» **SHORT PROBLEM**
Below is some material; set it all down exactly, apart from the pictures.

» **DATA FOR PROCESSING**

+ + + + + + +

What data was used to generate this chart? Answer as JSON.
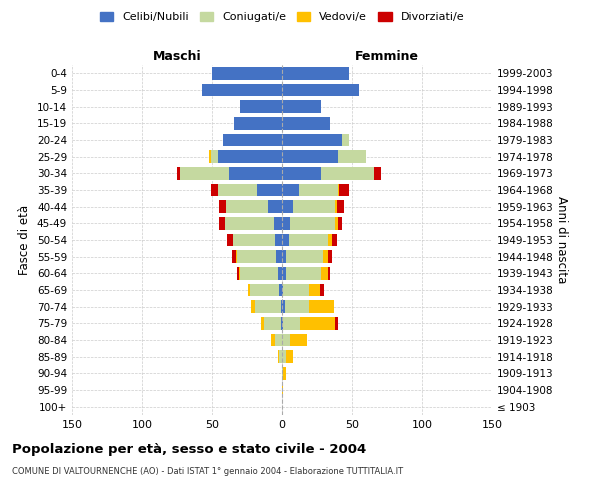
{
  "age_groups": [
    "100+",
    "95-99",
    "90-94",
    "85-89",
    "80-84",
    "75-79",
    "70-74",
    "65-69",
    "60-64",
    "55-59",
    "50-54",
    "45-49",
    "40-44",
    "35-39",
    "30-34",
    "25-29",
    "20-24",
    "15-19",
    "10-14",
    "5-9",
    "0-4"
  ],
  "birth_years": [
    "≤ 1903",
    "1904-1908",
    "1909-1913",
    "1914-1918",
    "1919-1923",
    "1924-1928",
    "1929-1933",
    "1934-1938",
    "1939-1943",
    "1944-1948",
    "1949-1953",
    "1954-1958",
    "1959-1963",
    "1964-1968",
    "1969-1973",
    "1974-1978",
    "1979-1983",
    "1984-1988",
    "1989-1993",
    "1994-1998",
    "1999-2003"
  ],
  "male": {
    "celibi": [
      0,
      0,
      0,
      0,
      0,
      1,
      1,
      2,
      3,
      4,
      5,
      6,
      10,
      18,
      38,
      46,
      42,
      34,
      30,
      57,
      50
    ],
    "coniugati": [
      0,
      0,
      0,
      2,
      5,
      12,
      18,
      21,
      27,
      28,
      30,
      35,
      30,
      28,
      35,
      5,
      0,
      0,
      0,
      0,
      0
    ],
    "vedovi": [
      0,
      0,
      0,
      1,
      3,
      2,
      3,
      1,
      1,
      1,
      0,
      0,
      0,
      0,
      0,
      1,
      0,
      0,
      0,
      0,
      0
    ],
    "divorziati": [
      0,
      0,
      0,
      0,
      0,
      0,
      0,
      0,
      1,
      3,
      4,
      4,
      5,
      5,
      2,
      0,
      0,
      0,
      0,
      0,
      0
    ]
  },
  "female": {
    "nubili": [
      0,
      0,
      0,
      0,
      0,
      1,
      2,
      1,
      3,
      3,
      5,
      6,
      8,
      12,
      28,
      40,
      43,
      34,
      28,
      55,
      48
    ],
    "coniugate": [
      0,
      0,
      1,
      3,
      6,
      12,
      17,
      18,
      25,
      26,
      28,
      32,
      30,
      28,
      38,
      20,
      5,
      0,
      0,
      0,
      0
    ],
    "vedove": [
      0,
      1,
      2,
      5,
      12,
      25,
      18,
      8,
      5,
      4,
      3,
      2,
      1,
      1,
      0,
      0,
      0,
      0,
      0,
      0,
      0
    ],
    "divorziate": [
      0,
      0,
      0,
      0,
      0,
      2,
      0,
      3,
      1,
      3,
      3,
      3,
      5,
      7,
      5,
      0,
      0,
      0,
      0,
      0,
      0
    ]
  },
  "colors": {
    "celibi": "#4472c4",
    "coniugati": "#c5d9a0",
    "vedovi": "#ffc000",
    "divorziati": "#cc0000"
  },
  "title": "Popolazione per età, sesso e stato civile - 2004",
  "subtitle": "COMUNE DI VALTOURNENCHE (AO) - Dati ISTAT 1° gennaio 2004 - Elaborazione TUTTITALIA.IT",
  "xlabel_left": "Maschi",
  "xlabel_right": "Femmine",
  "ylabel_left": "Fasce di età",
  "ylabel_right": "Anni di nascita",
  "xlim": 150,
  "legend_labels": [
    "Celibi/Nubili",
    "Coniugati/e",
    "Vedovi/e",
    "Divorziati/e"
  ],
  "background_color": "#ffffff",
  "grid_color": "#cccccc"
}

+ + + + + + +

» **COMPLETED TASK**
What data was used to generate this chart? Answer as JSON.
{
  "age_groups": [
    "100+",
    "95-99",
    "90-94",
    "85-89",
    "80-84",
    "75-79",
    "70-74",
    "65-69",
    "60-64",
    "55-59",
    "50-54",
    "45-49",
    "40-44",
    "35-39",
    "30-34",
    "25-29",
    "20-24",
    "15-19",
    "10-14",
    "5-9",
    "0-4"
  ],
  "birth_years": [
    "≤ 1903",
    "1904-1908",
    "1909-1913",
    "1914-1918",
    "1919-1923",
    "1924-1928",
    "1929-1933",
    "1934-1938",
    "1939-1943",
    "1944-1948",
    "1949-1953",
    "1954-1958",
    "1959-1963",
    "1964-1968",
    "1969-1973",
    "1974-1978",
    "1979-1983",
    "1984-1988",
    "1989-1993",
    "1994-1998",
    "1999-2003"
  ],
  "male": {
    "celibi": [
      0,
      0,
      0,
      0,
      0,
      1,
      1,
      2,
      3,
      4,
      5,
      6,
      10,
      18,
      38,
      46,
      42,
      34,
      30,
      57,
      50
    ],
    "coniugati": [
      0,
      0,
      0,
      2,
      5,
      12,
      18,
      21,
      27,
      28,
      30,
      35,
      30,
      28,
      35,
      5,
      0,
      0,
      0,
      0,
      0
    ],
    "vedovi": [
      0,
      0,
      0,
      1,
      3,
      2,
      3,
      1,
      1,
      1,
      0,
      0,
      0,
      0,
      0,
      1,
      0,
      0,
      0,
      0,
      0
    ],
    "divorziati": [
      0,
      0,
      0,
      0,
      0,
      0,
      0,
      0,
      1,
      3,
      4,
      4,
      5,
      5,
      2,
      0,
      0,
      0,
      0,
      0,
      0
    ]
  },
  "female": {
    "nubili": [
      0,
      0,
      0,
      0,
      0,
      1,
      2,
      1,
      3,
      3,
      5,
      6,
      8,
      12,
      28,
      40,
      43,
      34,
      28,
      55,
      48
    ],
    "coniugate": [
      0,
      0,
      1,
      3,
      6,
      12,
      17,
      18,
      25,
      26,
      28,
      32,
      30,
      28,
      38,
      20,
      5,
      0,
      0,
      0,
      0
    ],
    "vedove": [
      0,
      1,
      2,
      5,
      12,
      25,
      18,
      8,
      5,
      4,
      3,
      2,
      1,
      1,
      0,
      0,
      0,
      0,
      0,
      0,
      0
    ],
    "divorziate": [
      0,
      0,
      0,
      0,
      0,
      2,
      0,
      3,
      1,
      3,
      3,
      3,
      5,
      7,
      5,
      0,
      0,
      0,
      0,
      0,
      0
    ]
  },
  "colors": {
    "celibi": "#4472c4",
    "coniugati": "#c5d9a0",
    "vedovi": "#ffc000",
    "divorziati": "#cc0000"
  },
  "title": "Popolazione per età, sesso e stato civile - 2004",
  "subtitle": "COMUNE DI VALTOURNENCHE (AO) - Dati ISTAT 1° gennaio 2004 - Elaborazione TUTTITALIA.IT",
  "xlabel_left": "Maschi",
  "xlabel_right": "Femmine",
  "ylabel_left": "Fasce di età",
  "ylabel_right": "Anni di nascita",
  "xlim": 150,
  "legend_labels": [
    "Celibi/Nubili",
    "Coniugati/e",
    "Vedovi/e",
    "Divorziati/e"
  ],
  "background_color": "#ffffff",
  "grid_color": "#cccccc"
}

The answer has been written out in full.